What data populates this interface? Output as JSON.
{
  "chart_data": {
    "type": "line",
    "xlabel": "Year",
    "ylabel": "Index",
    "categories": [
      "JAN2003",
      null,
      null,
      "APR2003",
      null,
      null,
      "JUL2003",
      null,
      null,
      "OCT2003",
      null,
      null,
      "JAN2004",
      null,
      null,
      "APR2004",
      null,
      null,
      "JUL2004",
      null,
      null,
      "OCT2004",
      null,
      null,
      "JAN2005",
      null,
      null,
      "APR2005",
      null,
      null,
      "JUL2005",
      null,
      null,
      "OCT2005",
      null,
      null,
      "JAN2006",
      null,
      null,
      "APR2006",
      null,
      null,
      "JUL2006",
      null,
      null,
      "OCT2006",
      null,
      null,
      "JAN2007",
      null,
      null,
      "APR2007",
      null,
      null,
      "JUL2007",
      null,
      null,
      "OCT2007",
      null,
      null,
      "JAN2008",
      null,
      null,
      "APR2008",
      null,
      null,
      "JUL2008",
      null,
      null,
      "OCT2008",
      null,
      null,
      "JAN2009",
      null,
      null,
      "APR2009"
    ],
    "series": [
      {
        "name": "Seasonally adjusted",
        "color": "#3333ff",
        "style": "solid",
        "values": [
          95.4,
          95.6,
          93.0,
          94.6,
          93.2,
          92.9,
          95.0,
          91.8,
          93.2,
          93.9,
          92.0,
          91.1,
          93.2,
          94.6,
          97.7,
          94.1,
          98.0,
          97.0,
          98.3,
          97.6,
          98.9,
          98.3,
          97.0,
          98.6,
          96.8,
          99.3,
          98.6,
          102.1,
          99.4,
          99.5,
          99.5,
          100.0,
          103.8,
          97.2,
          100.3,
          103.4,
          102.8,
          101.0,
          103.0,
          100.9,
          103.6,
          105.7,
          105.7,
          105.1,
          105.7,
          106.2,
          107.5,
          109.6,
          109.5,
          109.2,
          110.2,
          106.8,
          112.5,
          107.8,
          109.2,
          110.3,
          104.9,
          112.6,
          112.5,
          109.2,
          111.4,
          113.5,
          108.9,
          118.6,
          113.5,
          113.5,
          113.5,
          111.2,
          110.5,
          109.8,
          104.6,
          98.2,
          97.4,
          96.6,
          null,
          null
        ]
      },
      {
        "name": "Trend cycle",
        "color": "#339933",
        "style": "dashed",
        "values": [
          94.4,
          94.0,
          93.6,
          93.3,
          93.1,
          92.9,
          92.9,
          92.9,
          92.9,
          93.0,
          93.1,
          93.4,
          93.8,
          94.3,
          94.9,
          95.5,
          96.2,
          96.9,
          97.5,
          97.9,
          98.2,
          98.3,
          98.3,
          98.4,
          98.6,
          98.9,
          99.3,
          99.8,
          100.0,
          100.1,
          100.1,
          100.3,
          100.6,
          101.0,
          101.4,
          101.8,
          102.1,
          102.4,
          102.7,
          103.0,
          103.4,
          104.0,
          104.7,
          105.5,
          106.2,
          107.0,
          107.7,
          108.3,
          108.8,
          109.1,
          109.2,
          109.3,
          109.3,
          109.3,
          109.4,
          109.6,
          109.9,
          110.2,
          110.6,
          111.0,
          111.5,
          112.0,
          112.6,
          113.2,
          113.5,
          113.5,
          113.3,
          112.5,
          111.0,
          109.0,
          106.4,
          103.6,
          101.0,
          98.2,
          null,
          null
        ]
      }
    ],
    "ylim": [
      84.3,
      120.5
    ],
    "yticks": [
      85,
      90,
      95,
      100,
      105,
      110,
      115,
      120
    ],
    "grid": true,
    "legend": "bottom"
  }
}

» EXERCISE PROMPT:
Output all of the material exactly as written.

» COMPLETED TASK:
What data populates this interface? Output as JSON.
{
  "chart_data": {
    "type": "line",
    "xlabel": "Year",
    "ylabel": "Index",
    "categories": [
      "JAN2003",
      null,
      null,
      "APR2003",
      null,
      null,
      "JUL2003",
      null,
      null,
      "OCT2003",
      null,
      null,
      "JAN2004",
      null,
      null,
      "APR2004",
      null,
      null,
      "JUL2004",
      null,
      null,
      "OCT2004",
      null,
      null,
      "JAN2005",
      null,
      null,
      "APR2005",
      null,
      null,
      "JUL2005",
      null,
      null,
      "OCT2005",
      null,
      null,
      "JAN2006",
      null,
      null,
      "APR2006",
      null,
      null,
      "JUL2006",
      null,
      null,
      "OCT2006",
      null,
      null,
      "JAN2007",
      null,
      null,
      "APR2007",
      null,
      null,
      "JUL2007",
      null,
      null,
      "OCT2007",
      null,
      null,
      "JAN2008",
      null,
      null,
      "APR2008",
      null,
      null,
      "JUL2008",
      null,
      null,
      "OCT2008",
      null,
      null,
      "JAN2009",
      null,
      null,
      "APR2009"
    ],
    "series": [
      {
        "name": "Seasonally adjusted",
        "color": "#3333ff",
        "style": "solid",
        "values": [
          95.4,
          95.6,
          93.0,
          94.6,
          93.2,
          92.9,
          95.0,
          91.8,
          93.2,
          93.9,
          92.0,
          91.1,
          93.2,
          94.6,
          97.7,
          94.1,
          98.0,
          97.0,
          98.3,
          97.6,
          98.9,
          98.3,
          97.0,
          98.6,
          96.8,
          99.3,
          98.6,
          102.1,
          99.4,
          99.5,
          99.5,
          100.0,
          103.8,
          97.2,
          100.3,
          103.4,
          102.8,
          101.0,
          103.0,
          100.9,
          103.6,
          105.7,
          105.7,
          105.1,
          105.7,
          106.2,
          107.5,
          109.6,
          109.5,
          109.2,
          110.2,
          106.8,
          112.5,
          107.8,
          109.2,
          110.3,
          104.9,
          112.6,
          112.5,
          109.2,
          111.4,
          113.5,
          108.9,
          118.6,
          113.5,
          113.5,
          113.5,
          111.2,
          110.5,
          109.8,
          104.6,
          98.2,
          97.4,
          96.6,
          null,
          null
        ]
      },
      {
        "name": "Trend cycle",
        "color": "#339933",
        "style": "dashed",
        "values": [
          94.4,
          94.0,
          93.6,
          93.3,
          93.1,
          92.9,
          92.9,
          92.9,
          92.9,
          93.0,
          93.1,
          93.4,
          93.8,
          94.3,
          94.9,
          95.5,
          96.2,
          96.9,
          97.5,
          97.9,
          98.2,
          98.3,
          98.3,
          98.4,
          98.6,
          98.9,
          99.3,
          99.8,
          100.0,
          100.1,
          100.1,
          100.3,
          100.6,
          101.0,
          101.4,
          101.8,
          102.1,
          102.4,
          102.7,
          103.0,
          103.4,
          104.0,
          104.7,
          105.5,
          106.2,
          107.0,
          107.7,
          108.3,
          108.8,
          109.1,
          109.2,
          109.3,
          109.3,
          109.3,
          109.4,
          109.6,
          109.9,
          110.2,
          110.6,
          111.0,
          111.5,
          112.0,
          112.6,
          113.2,
          113.5,
          113.5,
          113.3,
          112.5,
          111.0,
          109.0,
          106.4,
          103.6,
          101.0,
          98.2,
          null,
          null
        ]
      }
    ],
    "ylim": [
      84.3,
      120.5
    ],
    "yticks": [
      85,
      90,
      95,
      100,
      105,
      110,
      115,
      120
    ],
    "grid": true,
    "legend": "bottom"
  }
}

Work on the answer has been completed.